= ITEMS =
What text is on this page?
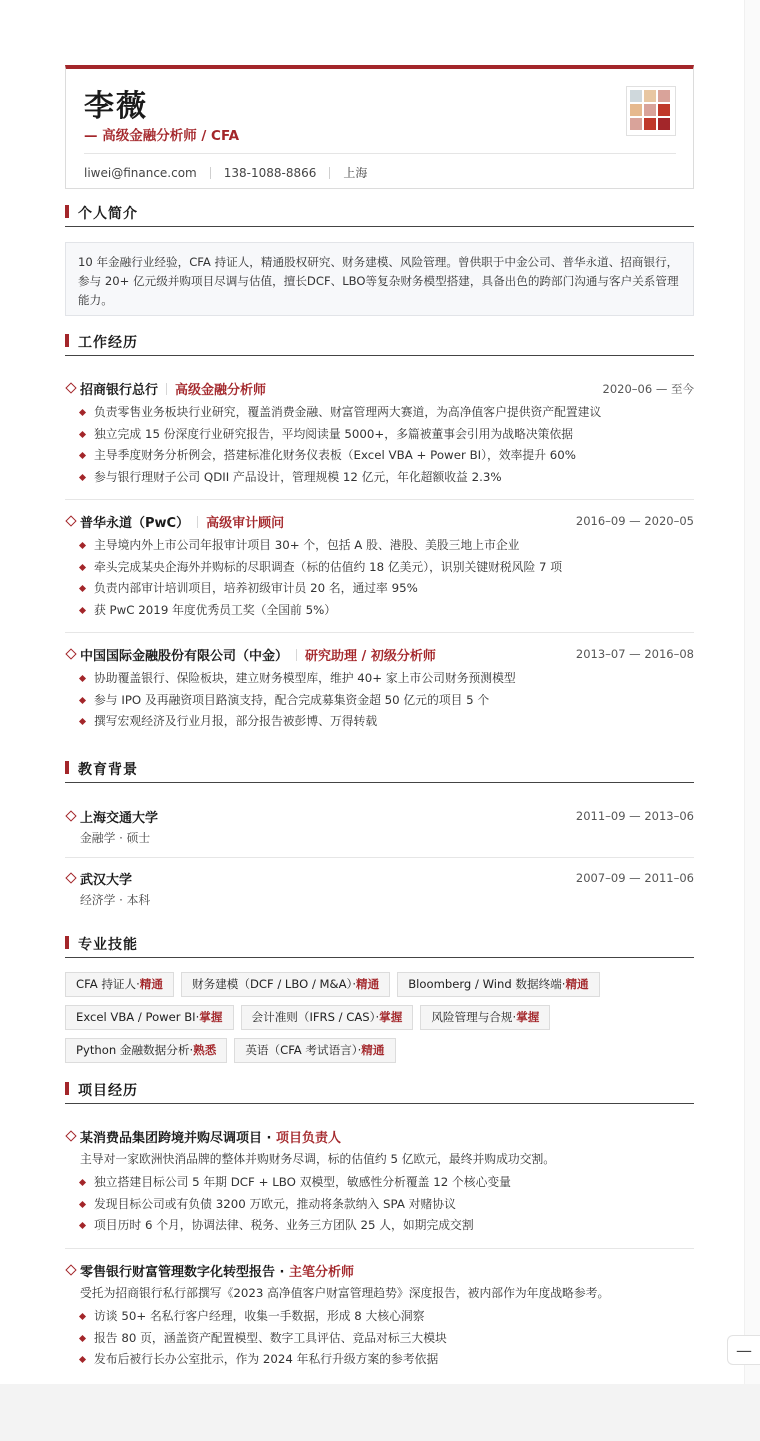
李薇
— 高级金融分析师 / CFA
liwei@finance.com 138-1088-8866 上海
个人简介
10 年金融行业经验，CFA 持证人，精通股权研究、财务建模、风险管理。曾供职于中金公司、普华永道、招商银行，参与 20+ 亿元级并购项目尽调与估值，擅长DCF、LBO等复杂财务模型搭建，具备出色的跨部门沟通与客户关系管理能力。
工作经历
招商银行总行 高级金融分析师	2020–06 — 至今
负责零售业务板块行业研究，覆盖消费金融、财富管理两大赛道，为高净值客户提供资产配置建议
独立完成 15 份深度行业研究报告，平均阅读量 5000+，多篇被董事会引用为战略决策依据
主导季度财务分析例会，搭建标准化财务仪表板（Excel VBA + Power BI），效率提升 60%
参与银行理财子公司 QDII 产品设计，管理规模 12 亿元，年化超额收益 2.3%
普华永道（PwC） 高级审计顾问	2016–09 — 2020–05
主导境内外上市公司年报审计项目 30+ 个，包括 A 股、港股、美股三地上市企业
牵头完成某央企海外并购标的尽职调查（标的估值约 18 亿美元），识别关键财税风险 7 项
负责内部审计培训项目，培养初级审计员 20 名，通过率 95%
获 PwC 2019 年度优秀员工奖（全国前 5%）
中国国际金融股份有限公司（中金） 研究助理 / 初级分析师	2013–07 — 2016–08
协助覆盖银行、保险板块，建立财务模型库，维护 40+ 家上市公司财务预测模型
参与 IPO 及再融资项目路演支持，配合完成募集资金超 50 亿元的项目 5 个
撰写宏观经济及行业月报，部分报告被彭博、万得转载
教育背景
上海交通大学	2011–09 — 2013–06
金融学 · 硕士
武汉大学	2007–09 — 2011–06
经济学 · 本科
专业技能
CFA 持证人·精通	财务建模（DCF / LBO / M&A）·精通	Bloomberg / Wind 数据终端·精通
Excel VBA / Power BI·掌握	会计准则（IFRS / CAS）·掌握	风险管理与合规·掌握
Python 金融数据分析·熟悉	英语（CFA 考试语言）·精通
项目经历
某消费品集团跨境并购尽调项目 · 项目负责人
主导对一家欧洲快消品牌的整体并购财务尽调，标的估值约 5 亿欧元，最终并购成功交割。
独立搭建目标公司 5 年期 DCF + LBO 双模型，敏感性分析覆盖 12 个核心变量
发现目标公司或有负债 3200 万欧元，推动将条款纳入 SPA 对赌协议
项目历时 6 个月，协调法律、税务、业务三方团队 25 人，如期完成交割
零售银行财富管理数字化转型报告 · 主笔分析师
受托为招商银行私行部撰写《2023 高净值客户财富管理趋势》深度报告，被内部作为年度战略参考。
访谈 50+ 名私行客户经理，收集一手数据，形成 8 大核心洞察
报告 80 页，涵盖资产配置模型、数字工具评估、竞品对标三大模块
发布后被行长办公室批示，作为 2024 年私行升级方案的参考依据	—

= WHAT THIS TASK INVOLVES =
Locate the word "财务建模" in the records and collect each line it appears in.

= CORRECT OUTPUT =
10 年金融行业经验，CFA 持证人，精通股权研究、财务建模、风险管理。曾供职于中金公司、普华永道、招商银行，参与 20+ 亿元级并购项目尽调与估值，擅长DCF、LBO等复杂财务模型搭建，具备出色的跨部门沟通与客户关系管理能力。
CFA 持证人·精通	财务建模（DCF / LBO / M&A）·精通	Bloomberg / Wind 数据终端·精通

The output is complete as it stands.